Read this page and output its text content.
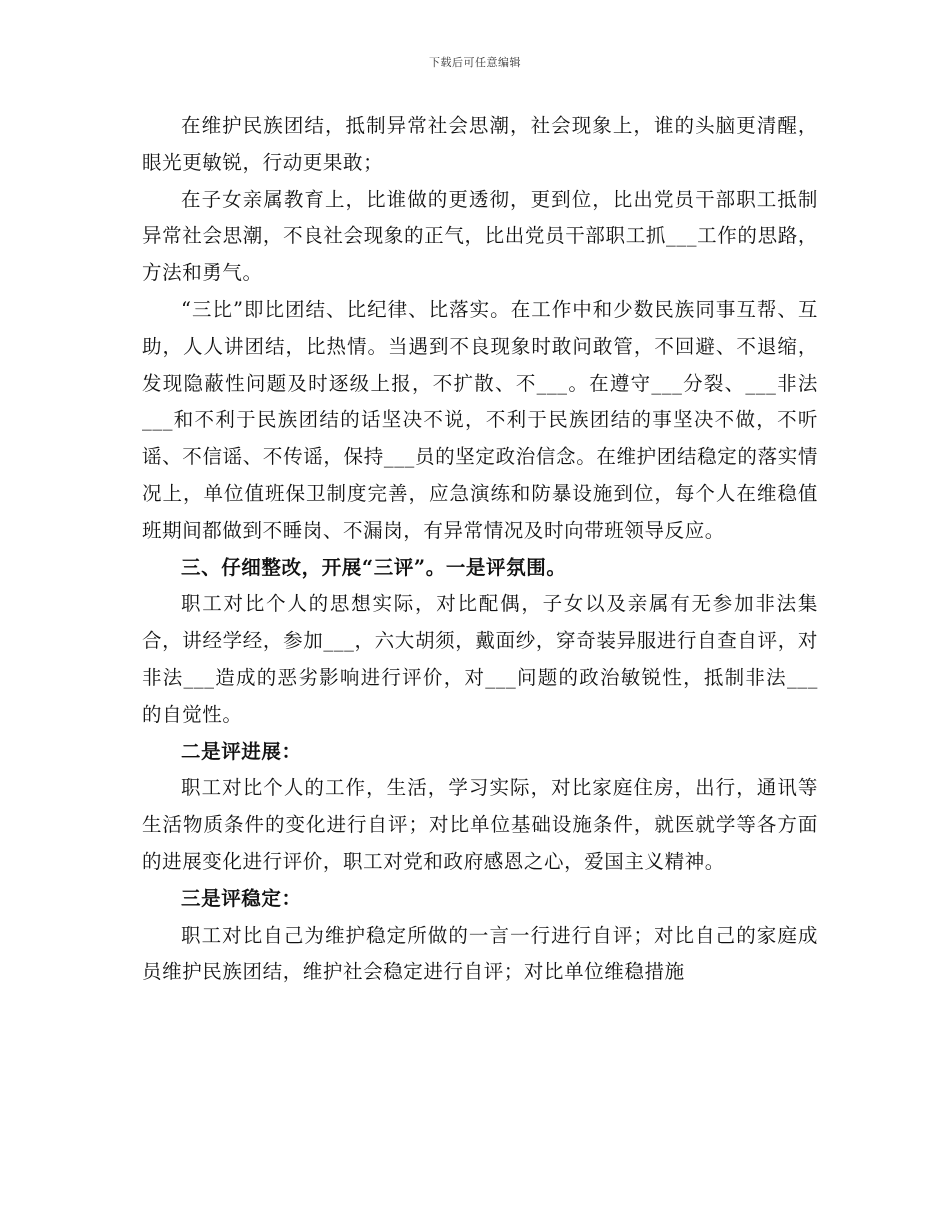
下载后可任意编辑

在维护民族团结，抵制异常社会思潮，社会现象上，谁的头脑更清醒，眼光更敏锐，行动更果敢；

在子女亲属教育上，比谁做的更透彻，更到位，比出党员干部职工抵制异常社会思潮，不良社会现象的正气，比出党员干部职工抓___工作的思路，方法和勇气。

“三比”即比团结、比纪律、比落实。在工作中和少数民族同事互帮、互助，人人讲团结，比热情。当遇到不良现象时敢问敢管，不回避、不退缩，发现隐蔽性问题及时逐级上报，不扩散、不___。在遵守___分裂、___非法___和不利于民族团结的话坚决不说，不利于民族团结的事坚决不做，不听谣、不信谣、不传谣，保持___员的坚定政治信念。在维护团结稳定的落实情况上，单位值班保卫制度完善，应急演练和防暴设施到位，每个人在维稳值班期间都做到不睡岗、不漏岗，有异常情况及时向带班领导反应。

三、仔细整改，开展“三评”。一是评氛围。

职工对比个人的思想实际，对比配偶，子女以及亲属有无参加非法集合，讲经学经，参加___，六大胡须，戴面纱，穿奇装异服进行自查自评，对非法___造成的恶劣影响进行评价，对___问题的政治敏锐性，抵制非法___的自觉性。

二是评进展：

职工对比个人的工作，生活，学习实际，对比家庭住房，出行，通讯等生活物质条件的变化进行自评；对比单位基础设施条件，就医就学等各方面的进展变化进行评价，职工对党和政府感恩之心，爱国主义精神。

三是评稳定：

职工对比自己为维护稳定所做的一言一行进行自评；对比自己的家庭成员维护民族团结，维护社会稳定进行自评；对比单位维稳措施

The task — Extract all the entries word for word; omit any pictures.

Complete output —
Read this page and output its text content.
下载后可任意编辑

在维护民族团结，抵制异常社会思潮，社会现象上，谁的头脑更清醒，眼光更敏锐，行动更果敢；

在子女亲属教育上，比谁做的更透彻，更到位，比出党员干部职工抵制异常社会思潮，不良社会现象的正气，比出党员干部职工抓___工作的思路，方法和勇气。

“三比”即比团结、比纪律、比落实。在工作中和少数民族同事互帮、互助，人人讲团结，比热情。当遇到不良现象时敢问敢管，不回避、不退缩，发现隐蔽性问题及时逐级上报，不扩散、不___。在遵守___分裂、___非法___和不利于民族团结的话坚决不说，不利于民族团结的事坚决不做，不听谣、不信谣、不传谣，保持___员的坚定政治信念。在维护团结稳定的落实情况上，单位值班保卫制度完善，应急演练和防暴设施到位，每个人在维稳值班期间都做到不睡岗、不漏岗，有异常情况及时向带班领导反应。

三、仔细整改，开展“三评”。一是评氛围。

职工对比个人的思想实际，对比配偶，子女以及亲属有无参加非法集合，讲经学经，参加___，六大胡须，戴面纱，穿奇装异服进行自查自评，对非法___造成的恶劣影响进行评价，对___问题的政治敏锐性，抵制非法___的自觉性。

二是评进展：

职工对比个人的工作，生活，学习实际，对比家庭住房，出行，通讯等生活物质条件的变化进行自评；对比单位基础设施条件，就医就学等各方面的进展变化进行评价，职工对党和政府感恩之心，爱国主义精神。

三是评稳定：

职工对比自己为维护稳定所做的一言一行进行自评；对比自己的家庭成员维护民族团结，维护社会稳定进行自评；对比单位维稳措施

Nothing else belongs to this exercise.